__Instructions to follow__
Transcribe all the entries word for word, but omit the images.
---------- Data for this task ----------
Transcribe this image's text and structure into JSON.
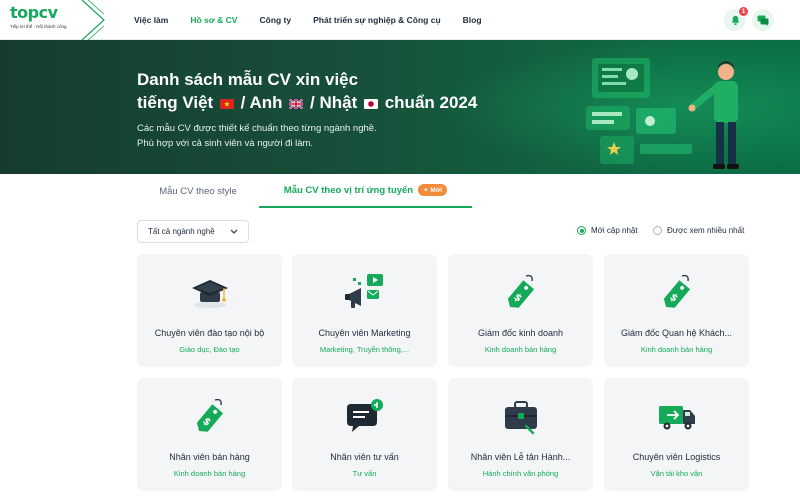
{
  "brand": {
    "logo": "topcv",
    "tagline": "Tiếp lợi thế - Nối thành công",
    "accent": "#15aa5a"
  },
  "nav": {
    "items": [
      {
        "label": "Việc làm",
        "active": false
      },
      {
        "label": "Hồ sơ & CV",
        "active": true
      },
      {
        "label": "Công ty",
        "active": false
      },
      {
        "label": "Phát triển sự nghiệp & Công cụ",
        "active": false
      },
      {
        "label": "Blog",
        "active": false
      }
    ],
    "notification_count": "1",
    "notification_icon": "bell-icon",
    "message_icon": "chat-icon"
  },
  "hero": {
    "title_line1": "Danh sách mẫu CV xin việc",
    "title_line2_a": "tiếng Việt",
    "title_line2_b": "/ Anh",
    "title_line2_c": "/ Nhật",
    "title_line2_d": "chuẩn 2024",
    "subtitle_line1": "Các mẫu CV được thiết kế chuẩn theo từng ngành nghề.",
    "subtitle_line2": "Phù hợp với cả sinh viên và người đi làm."
  },
  "tabs": {
    "style_label": "Mẫu CV theo style",
    "role_label": "Mẫu CV theo vị trí ứng tuyển",
    "new_badge": "✦ Mới",
    "active": "role"
  },
  "filter": {
    "industry_selected": "Tất cả ngành nghề",
    "sort_options": [
      {
        "label": "Mới cập nhật",
        "selected": true
      },
      {
        "label": "Được xem nhiều nhất",
        "selected": false
      }
    ]
  },
  "cards": [
    {
      "title": "Chuyên viên đào tạo nội bộ",
      "category": "Giáo dục, Đào tạo",
      "icon": "graduation-cap-icon"
    },
    {
      "title": "Chuyên viên Marketing",
      "category": "Marketing, Truyền thông,...",
      "icon": "megaphone-icon"
    },
    {
      "title": "Giám đốc kinh doanh",
      "category": "Kinh doanh bán hàng",
      "icon": "price-tag-icon"
    },
    {
      "title": "Giám đốc Quan hệ Khách...",
      "category": "Kinh doanh bán hàng",
      "icon": "price-tag-icon"
    },
    {
      "title": "Nhân viên bán hàng",
      "category": "Kinh doanh bán hàng",
      "icon": "price-tag-icon"
    },
    {
      "title": "Nhân viên tư vấn",
      "category": "Tư vấn",
      "icon": "chat-bubble-icon"
    },
    {
      "title": "Nhân viên Lễ tân Hành...",
      "category": "Hành chính văn phòng",
      "icon": "briefcase-icon"
    },
    {
      "title": "Chuyên viên Logistics",
      "category": "Vận tải kho vận",
      "icon": "delivery-truck-icon"
    }
  ]
}
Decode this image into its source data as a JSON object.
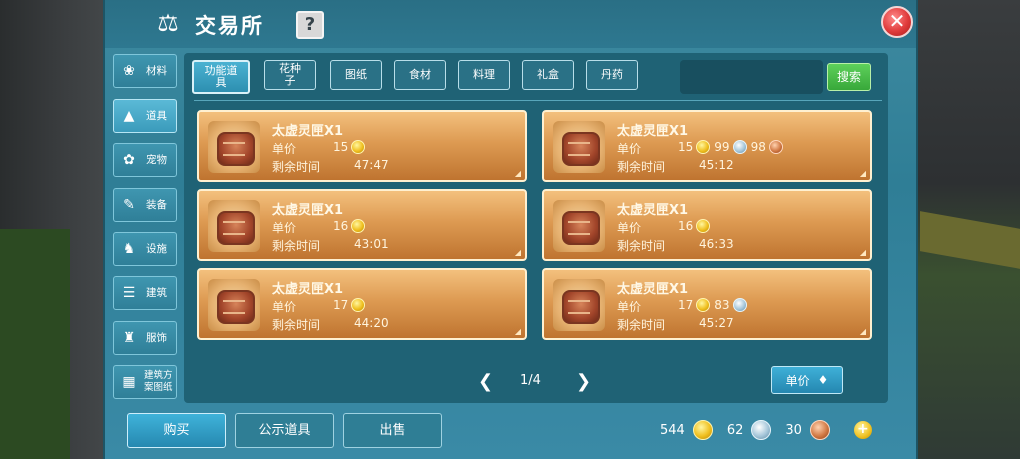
{
  "window": {
    "title": "交易所",
    "help_label": "?",
    "close_label": "✕"
  },
  "sidebar": {
    "items": [
      {
        "label": "材料",
        "icon": "cotton-icon"
      },
      {
        "label": "道具",
        "icon": "flask-icon"
      },
      {
        "label": "宠物",
        "icon": "paw-icon"
      },
      {
        "label": "装备",
        "icon": "sword-icon"
      },
      {
        "label": "设施",
        "icon": "horse-icon"
      },
      {
        "label": "建筑",
        "icon": "building-icon"
      },
      {
        "label": "服饰",
        "icon": "clothes-icon"
      },
      {
        "label": "建筑方案图纸",
        "icon": "blueprint-icon"
      }
    ],
    "active_index": 1
  },
  "tabs": [
    {
      "label": "功能道具"
    },
    {
      "label": "花种子"
    },
    {
      "label": "图纸"
    },
    {
      "label": "食材"
    },
    {
      "label": "料理"
    },
    {
      "label": "礼盒"
    },
    {
      "label": "丹药"
    }
  ],
  "search": {
    "value": "",
    "button_label": "搜索"
  },
  "labels": {
    "price": "单价",
    "time_left": "剩余时间"
  },
  "listings": [
    {
      "name": "太虚灵匣X1",
      "prices": [
        {
          "amount": "15",
          "coin": "gold"
        }
      ],
      "time_left": "47:47"
    },
    {
      "name": "太虚灵匣X1",
      "prices": [
        {
          "amount": "15",
          "coin": "gold"
        },
        {
          "amount": "99",
          "coin": "silver"
        },
        {
          "amount": "98",
          "coin": "copper"
        }
      ],
      "time_left": "45:12"
    },
    {
      "name": "太虚灵匣X1",
      "prices": [
        {
          "amount": "16",
          "coin": "gold"
        }
      ],
      "time_left": "43:01"
    },
    {
      "name": "太虚灵匣X1",
      "prices": [
        {
          "amount": "16",
          "coin": "gold"
        }
      ],
      "time_left": "46:33"
    },
    {
      "name": "太虚灵匣X1",
      "prices": [
        {
          "amount": "17",
          "coin": "gold"
        }
      ],
      "time_left": "44:20"
    },
    {
      "name": "太虚灵匣X1",
      "prices": [
        {
          "amount": "17",
          "coin": "gold"
        },
        {
          "amount": "83",
          "coin": "silver"
        }
      ],
      "time_left": "45:27"
    }
  ],
  "pagination": {
    "label": "1/4",
    "prev": "❮",
    "next": "❯"
  },
  "sort": {
    "label": "单价",
    "icon": "sort-arrow-icon"
  },
  "actions": {
    "buy": "购买",
    "public_items": "公示道具",
    "sell": "出售"
  },
  "wallet": {
    "gold": "544",
    "silver": "62",
    "copper": "30",
    "add_label": "+"
  },
  "colors": {
    "accent": "#2f7e96",
    "card": "#dd9a52",
    "search_button": "#38a83a",
    "close": "#e03b3b"
  }
}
----------
__Answer to this task__
Transcribe this image's text and structure into JSON.
{
  "brand": {
    "logo": "topcv",
    "tagline": "Tiếp lợi thế - Nối thành công",
    "accent": "#15aa5a"
  },
  "nav": {
    "items": [
      {
        "label": "Việc làm",
        "active": false
      },
      {
        "label": "Hồ sơ & CV",
        "active": true
      },
      {
        "label": "Công ty",
        "active": false
      },
      {
        "label": "Phát triển sự nghiệp & Công cụ",
        "active": false
      },
      {
        "label": "Blog",
        "active": false
      }
    ],
    "notification_count": "1",
    "notification_icon": "bell-icon",
    "message_icon": "chat-icon"
  },
  "hero": {
    "title_line1": "Danh sách mẫu CV xin việc",
    "title_line2_a": "tiếng Việt",
    "title_line2_b": "/ Anh",
    "title_line2_c": "/ Nhật",
    "title_line2_d": "chuẩn 2024",
    "subtitle_line1": "Các mẫu CV được thiết kế chuẩn theo từng ngành nghề.",
    "subtitle_line2": "Phù hợp với cả sinh viên và người đi làm."
  },
  "tabs": {
    "style_label": "Mẫu CV theo style",
    "role_label": "Mẫu CV theo vị trí ứng tuyển",
    "new_badge": "✦ Mới",
    "active": "role"
  },
  "filter": {
    "industry_selected": "Tất cả ngành nghề",
    "sort_options": [
      {
        "label": "Mới cập nhật",
        "selected": true
      },
      {
        "label": "Được xem nhiều nhất",
        "selected": false
      }
    ]
  },
  "cards": [
    {
      "title": "Chuyên viên đào tạo nội bộ",
      "category": "Giáo dục, Đào tạo",
      "icon": "graduation-cap-icon"
    },
    {
      "title": "Chuyên viên Marketing",
      "category": "Marketing, Truyền thông,...",
      "icon": "megaphone-icon"
    },
    {
      "title": "Giám đốc kinh doanh",
      "category": "Kinh doanh bán hàng",
      "icon": "price-tag-icon"
    },
    {
      "title": "Giám đốc Quan hệ Khách...",
      "category": "Kinh doanh bán hàng",
      "icon": "price-tag-icon"
    },
    {
      "title": "Nhân viên bán hàng",
      "category": "Kinh doanh bán hàng",
      "icon": "price-tag-icon"
    },
    {
      "title": "Nhân viên tư vấn",
      "category": "Tư vấn",
      "icon": "chat-bubble-icon"
    },
    {
      "title": "Nhân viên Lễ tân Hành...",
      "category": "Hành chính văn phòng",
      "icon": "briefcase-icon"
    },
    {
      "title": "Chuyên viên Logistics",
      "category": "Vận tải kho vận",
      "icon": "delivery-truck-icon"
    }
  ]
}
Decode this image into its source data as a JSON object.
{
  "window": {
    "title": "交易所",
    "help_label": "?",
    "close_label": "✕"
  },
  "sidebar": {
    "items": [
      {
        "label": "材料",
        "icon": "cotton-icon"
      },
      {
        "label": "道具",
        "icon": "flask-icon"
      },
      {
        "label": "宠物",
        "icon": "paw-icon"
      },
      {
        "label": "装备",
        "icon": "sword-icon"
      },
      {
        "label": "设施",
        "icon": "horse-icon"
      },
      {
        "label": "建筑",
        "icon": "building-icon"
      },
      {
        "label": "服饰",
        "icon": "clothes-icon"
      },
      {
        "label": "建筑方案图纸",
        "icon": "blueprint-icon"
      }
    ],
    "active_index": 1
  },
  "tabs": [
    {
      "label": "功能道具"
    },
    {
      "label": "花种子"
    },
    {
      "label": "图纸"
    },
    {
      "label": "食材"
    },
    {
      "label": "料理"
    },
    {
      "label": "礼盒"
    },
    {
      "label": "丹药"
    }
  ],
  "search": {
    "value": "",
    "button_label": "搜索"
  },
  "labels": {
    "price": "单价",
    "time_left": "剩余时间"
  },
  "listings": [
    {
      "name": "太虚灵匣X1",
      "prices": [
        {
          "amount": "15",
          "coin": "gold"
        }
      ],
      "time_left": "47:47"
    },
    {
      "name": "太虚灵匣X1",
      "prices": [
        {
          "amount": "15",
          "coin": "gold"
        },
        {
          "amount": "99",
          "coin": "silver"
        },
        {
          "amount": "98",
          "coin": "copper"
        }
      ],
      "time_left": "45:12"
    },
    {
      "name": "太虚灵匣X1",
      "prices": [
        {
          "amount": "16",
          "coin": "gold"
        }
      ],
      "time_left": "43:01"
    },
    {
      "name": "太虚灵匣X1",
      "prices": [
        {
          "amount": "16",
          "coin": "gold"
        }
      ],
      "time_left": "46:33"
    },
    {
      "name": "太虚灵匣X1",
      "prices": [
        {
          "amount": "17",
          "coin": "gold"
        }
      ],
      "time_left": "44:20"
    },
    {
      "name": "太虚灵匣X1",
      "prices": [
        {
          "amount": "17",
          "coin": "gold"
        },
        {
          "amount": "83",
          "coin": "silver"
        }
      ],
      "time_left": "45:27"
    }
  ],
  "pagination": {
    "label": "1/4",
    "prev": "❮",
    "next": "❯"
  },
  "sort": {
    "label": "单价",
    "icon": "sort-arrow-icon"
  },
  "actions": {
    "buy": "购买",
    "public_items": "公示道具",
    "sell": "出售"
  },
  "wallet": {
    "gold": "544",
    "silver": "62",
    "copper": "30",
    "add_label": "+"
  },
  "colors": {
    "accent": "#2f7e96",
    "card": "#dd9a52",
    "search_button": "#38a83a",
    "close": "#e03b3b"
  }
}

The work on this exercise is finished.